[Data items]
---*---

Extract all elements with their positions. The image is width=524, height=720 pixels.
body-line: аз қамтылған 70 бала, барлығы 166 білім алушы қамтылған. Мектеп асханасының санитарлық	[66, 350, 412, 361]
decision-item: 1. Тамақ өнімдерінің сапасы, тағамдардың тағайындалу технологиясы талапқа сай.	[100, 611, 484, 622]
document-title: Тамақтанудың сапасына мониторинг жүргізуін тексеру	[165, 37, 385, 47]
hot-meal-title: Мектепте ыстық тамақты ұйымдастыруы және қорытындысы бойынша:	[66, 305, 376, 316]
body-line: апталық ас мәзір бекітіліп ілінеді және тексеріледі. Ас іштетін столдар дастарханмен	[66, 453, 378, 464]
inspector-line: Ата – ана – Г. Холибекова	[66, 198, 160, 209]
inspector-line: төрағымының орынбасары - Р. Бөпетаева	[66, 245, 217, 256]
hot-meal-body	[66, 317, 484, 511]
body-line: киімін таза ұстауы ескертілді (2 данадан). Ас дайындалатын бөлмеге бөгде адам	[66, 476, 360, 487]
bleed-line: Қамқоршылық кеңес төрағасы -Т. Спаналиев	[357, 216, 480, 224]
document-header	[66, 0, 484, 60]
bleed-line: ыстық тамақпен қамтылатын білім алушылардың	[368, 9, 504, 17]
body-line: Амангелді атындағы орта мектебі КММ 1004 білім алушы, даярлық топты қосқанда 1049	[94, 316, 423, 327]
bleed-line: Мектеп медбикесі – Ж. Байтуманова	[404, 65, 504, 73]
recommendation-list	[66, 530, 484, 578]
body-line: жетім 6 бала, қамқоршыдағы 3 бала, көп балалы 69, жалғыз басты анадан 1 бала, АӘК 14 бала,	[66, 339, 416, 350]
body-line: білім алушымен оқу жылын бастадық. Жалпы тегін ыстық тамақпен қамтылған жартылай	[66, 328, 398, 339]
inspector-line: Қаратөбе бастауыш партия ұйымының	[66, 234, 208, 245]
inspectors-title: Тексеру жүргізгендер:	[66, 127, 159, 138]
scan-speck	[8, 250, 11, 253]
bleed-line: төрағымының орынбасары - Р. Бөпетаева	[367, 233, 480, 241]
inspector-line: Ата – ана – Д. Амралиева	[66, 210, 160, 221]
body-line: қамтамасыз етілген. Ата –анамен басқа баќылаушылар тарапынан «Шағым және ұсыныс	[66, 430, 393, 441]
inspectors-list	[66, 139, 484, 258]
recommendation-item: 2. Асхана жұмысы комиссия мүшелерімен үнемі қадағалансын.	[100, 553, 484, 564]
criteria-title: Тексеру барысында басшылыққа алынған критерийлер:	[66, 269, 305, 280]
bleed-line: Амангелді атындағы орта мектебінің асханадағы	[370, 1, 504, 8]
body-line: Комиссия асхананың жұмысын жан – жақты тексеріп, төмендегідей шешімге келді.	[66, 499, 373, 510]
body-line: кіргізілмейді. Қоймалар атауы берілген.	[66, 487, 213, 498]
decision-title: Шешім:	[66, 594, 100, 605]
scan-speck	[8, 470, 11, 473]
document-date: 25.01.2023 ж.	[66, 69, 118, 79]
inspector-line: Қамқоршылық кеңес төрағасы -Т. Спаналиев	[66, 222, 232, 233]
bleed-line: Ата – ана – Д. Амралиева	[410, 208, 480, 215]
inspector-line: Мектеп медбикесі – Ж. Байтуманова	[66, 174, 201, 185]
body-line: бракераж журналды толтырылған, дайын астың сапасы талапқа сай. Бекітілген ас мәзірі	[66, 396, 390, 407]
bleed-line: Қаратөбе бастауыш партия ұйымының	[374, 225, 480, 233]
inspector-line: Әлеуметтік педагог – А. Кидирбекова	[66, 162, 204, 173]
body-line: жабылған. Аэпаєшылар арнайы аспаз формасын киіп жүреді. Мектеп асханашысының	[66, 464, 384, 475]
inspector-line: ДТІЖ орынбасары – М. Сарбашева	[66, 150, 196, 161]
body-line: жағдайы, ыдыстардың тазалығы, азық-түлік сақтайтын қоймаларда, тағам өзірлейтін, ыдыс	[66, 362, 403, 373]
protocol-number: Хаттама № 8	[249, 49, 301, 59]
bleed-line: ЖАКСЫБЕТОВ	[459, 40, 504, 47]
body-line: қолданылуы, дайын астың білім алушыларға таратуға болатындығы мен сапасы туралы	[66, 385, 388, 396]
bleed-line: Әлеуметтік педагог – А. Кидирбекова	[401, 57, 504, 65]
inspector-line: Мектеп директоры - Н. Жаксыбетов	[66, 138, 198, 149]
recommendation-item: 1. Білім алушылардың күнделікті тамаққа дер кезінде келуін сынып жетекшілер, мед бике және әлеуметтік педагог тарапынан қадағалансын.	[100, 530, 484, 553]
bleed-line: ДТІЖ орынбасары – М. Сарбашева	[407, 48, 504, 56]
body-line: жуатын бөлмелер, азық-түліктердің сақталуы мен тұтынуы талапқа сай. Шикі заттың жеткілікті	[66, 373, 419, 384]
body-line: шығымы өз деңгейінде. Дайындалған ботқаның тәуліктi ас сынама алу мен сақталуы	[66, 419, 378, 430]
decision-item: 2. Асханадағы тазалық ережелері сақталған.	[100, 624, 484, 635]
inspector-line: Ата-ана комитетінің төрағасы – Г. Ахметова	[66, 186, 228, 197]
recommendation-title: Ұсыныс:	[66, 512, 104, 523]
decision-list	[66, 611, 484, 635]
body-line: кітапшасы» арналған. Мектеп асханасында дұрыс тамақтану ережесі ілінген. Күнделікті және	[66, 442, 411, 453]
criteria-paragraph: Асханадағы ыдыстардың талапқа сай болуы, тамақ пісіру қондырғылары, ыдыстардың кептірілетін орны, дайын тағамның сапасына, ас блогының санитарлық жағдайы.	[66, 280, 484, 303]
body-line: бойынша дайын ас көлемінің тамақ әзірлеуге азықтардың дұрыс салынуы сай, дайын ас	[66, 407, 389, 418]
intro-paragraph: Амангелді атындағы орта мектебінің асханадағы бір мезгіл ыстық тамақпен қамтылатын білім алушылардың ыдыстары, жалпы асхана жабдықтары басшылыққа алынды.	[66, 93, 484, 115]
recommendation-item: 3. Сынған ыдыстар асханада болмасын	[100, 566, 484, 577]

---*---

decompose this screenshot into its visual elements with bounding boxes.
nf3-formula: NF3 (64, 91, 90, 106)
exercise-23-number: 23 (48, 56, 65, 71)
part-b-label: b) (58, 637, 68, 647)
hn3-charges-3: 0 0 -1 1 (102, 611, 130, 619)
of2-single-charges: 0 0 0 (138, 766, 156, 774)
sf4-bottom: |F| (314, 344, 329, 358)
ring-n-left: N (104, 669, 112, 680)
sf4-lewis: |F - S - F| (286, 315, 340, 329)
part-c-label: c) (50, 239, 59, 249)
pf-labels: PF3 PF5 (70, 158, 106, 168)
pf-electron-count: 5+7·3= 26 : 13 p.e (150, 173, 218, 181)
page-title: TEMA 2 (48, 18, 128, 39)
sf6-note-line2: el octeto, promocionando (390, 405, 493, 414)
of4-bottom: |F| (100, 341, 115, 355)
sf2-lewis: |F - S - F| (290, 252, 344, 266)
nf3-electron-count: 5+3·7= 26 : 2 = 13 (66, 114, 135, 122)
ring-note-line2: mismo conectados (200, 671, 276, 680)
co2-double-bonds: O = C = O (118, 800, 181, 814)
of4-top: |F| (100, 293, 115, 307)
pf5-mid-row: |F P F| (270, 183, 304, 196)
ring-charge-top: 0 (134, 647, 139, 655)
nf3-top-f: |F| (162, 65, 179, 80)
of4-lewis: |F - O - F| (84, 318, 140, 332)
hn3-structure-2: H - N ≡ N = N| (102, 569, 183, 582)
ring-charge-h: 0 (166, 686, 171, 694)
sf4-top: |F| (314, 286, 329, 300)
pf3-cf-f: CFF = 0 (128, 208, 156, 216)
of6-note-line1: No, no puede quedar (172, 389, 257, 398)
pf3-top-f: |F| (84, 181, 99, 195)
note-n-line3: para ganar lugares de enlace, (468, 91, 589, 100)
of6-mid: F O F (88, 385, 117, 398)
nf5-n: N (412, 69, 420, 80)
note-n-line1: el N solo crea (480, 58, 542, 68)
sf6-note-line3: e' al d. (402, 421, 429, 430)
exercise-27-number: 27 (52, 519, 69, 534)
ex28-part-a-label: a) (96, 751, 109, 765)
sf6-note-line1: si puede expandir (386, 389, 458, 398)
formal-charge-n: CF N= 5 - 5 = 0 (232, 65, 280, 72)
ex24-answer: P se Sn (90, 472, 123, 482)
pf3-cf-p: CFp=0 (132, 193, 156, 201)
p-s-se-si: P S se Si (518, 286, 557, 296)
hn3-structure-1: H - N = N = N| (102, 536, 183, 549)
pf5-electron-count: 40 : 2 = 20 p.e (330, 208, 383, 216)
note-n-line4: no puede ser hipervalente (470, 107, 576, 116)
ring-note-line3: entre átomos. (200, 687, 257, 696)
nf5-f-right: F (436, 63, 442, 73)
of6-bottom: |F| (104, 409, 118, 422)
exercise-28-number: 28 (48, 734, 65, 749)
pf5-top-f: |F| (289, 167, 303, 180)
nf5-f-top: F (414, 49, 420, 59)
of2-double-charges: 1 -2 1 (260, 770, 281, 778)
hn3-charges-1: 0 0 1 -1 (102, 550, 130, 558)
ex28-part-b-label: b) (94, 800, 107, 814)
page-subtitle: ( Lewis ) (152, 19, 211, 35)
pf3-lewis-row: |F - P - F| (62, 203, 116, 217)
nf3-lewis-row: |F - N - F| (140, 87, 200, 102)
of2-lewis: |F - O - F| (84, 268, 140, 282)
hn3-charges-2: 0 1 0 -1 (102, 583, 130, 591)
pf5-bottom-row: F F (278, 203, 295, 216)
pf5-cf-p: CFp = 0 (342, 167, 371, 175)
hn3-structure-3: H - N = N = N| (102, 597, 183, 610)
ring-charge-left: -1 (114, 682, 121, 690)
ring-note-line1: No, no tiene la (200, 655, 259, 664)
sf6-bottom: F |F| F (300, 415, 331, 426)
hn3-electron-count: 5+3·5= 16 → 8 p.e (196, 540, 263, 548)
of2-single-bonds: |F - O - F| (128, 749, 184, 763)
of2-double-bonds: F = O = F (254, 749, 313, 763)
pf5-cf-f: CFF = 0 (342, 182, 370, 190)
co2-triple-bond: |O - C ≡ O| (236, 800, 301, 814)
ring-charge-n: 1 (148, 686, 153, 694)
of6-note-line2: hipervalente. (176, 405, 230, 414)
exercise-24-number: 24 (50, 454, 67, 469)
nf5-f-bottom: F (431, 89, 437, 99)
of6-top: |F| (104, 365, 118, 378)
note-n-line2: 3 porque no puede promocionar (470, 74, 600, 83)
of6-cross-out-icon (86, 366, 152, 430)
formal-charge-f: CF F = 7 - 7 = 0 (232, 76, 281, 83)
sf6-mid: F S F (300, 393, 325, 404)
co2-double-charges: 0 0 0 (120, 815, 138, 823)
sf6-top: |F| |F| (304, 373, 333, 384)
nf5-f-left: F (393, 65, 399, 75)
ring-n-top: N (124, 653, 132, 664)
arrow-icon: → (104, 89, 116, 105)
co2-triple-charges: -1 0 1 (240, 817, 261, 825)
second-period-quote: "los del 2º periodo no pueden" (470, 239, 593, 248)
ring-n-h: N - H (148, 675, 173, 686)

---*---

Duplicate the entries word for word, everything from the line containing "decompose this screenshot" down to the line containing "pf3-top-f: |F| (84, 181, 99, 195)", with both of those lines included.

decompose this screenshot into its visual elements with bounding boxes.
nf3-formula: NF3 (64, 91, 90, 106)
exercise-23-number: 23 (48, 56, 65, 71)
part-b-label: b) (58, 637, 68, 647)
hn3-charges-3: 0 0 -1 1 (102, 611, 130, 619)
of2-single-charges: 0 0 0 (138, 766, 156, 774)
sf4-bottom: |F| (314, 344, 329, 358)
ring-n-left: N (104, 669, 112, 680)
sf4-lewis: |F - S - F| (286, 315, 340, 329)
part-c-label: c) (50, 239, 59, 249)
pf-labels: PF3 PF5 (70, 158, 106, 168)
pf-electron-count: 5+7·3= 26 : 13 p.e (150, 173, 218, 181)
page-title: TEMA 2 (48, 18, 128, 39)
sf6-note-line2: el octeto, promocionando (390, 405, 493, 414)
of4-bottom: |F| (100, 341, 115, 355)
sf2-lewis: |F - S - F| (290, 252, 344, 266)
nf3-electron-count: 5+3·7= 26 : 2 = 13 (66, 114, 135, 122)
ring-note-line2: mismo conectados (200, 671, 276, 680)
co2-double-bonds: O = C = O (118, 800, 181, 814)
of4-top: |F| (100, 293, 115, 307)
pf5-mid-row: |F P F| (270, 183, 304, 196)
ring-charge-top: 0 (134, 647, 139, 655)
nf3-top-f: |F| (162, 65, 179, 80)
of4-lewis: |F - O - F| (84, 318, 140, 332)
hn3-structure-2: H - N ≡ N = N| (102, 569, 183, 582)
ring-charge-h: 0 (166, 686, 171, 694)
sf4-top: |F| (314, 286, 329, 300)
pf3-cf-f: CFF = 0 (128, 208, 156, 216)
of6-note-line1: No, no puede quedar (172, 389, 257, 398)
pf3-top-f: |F| (84, 181, 99, 195)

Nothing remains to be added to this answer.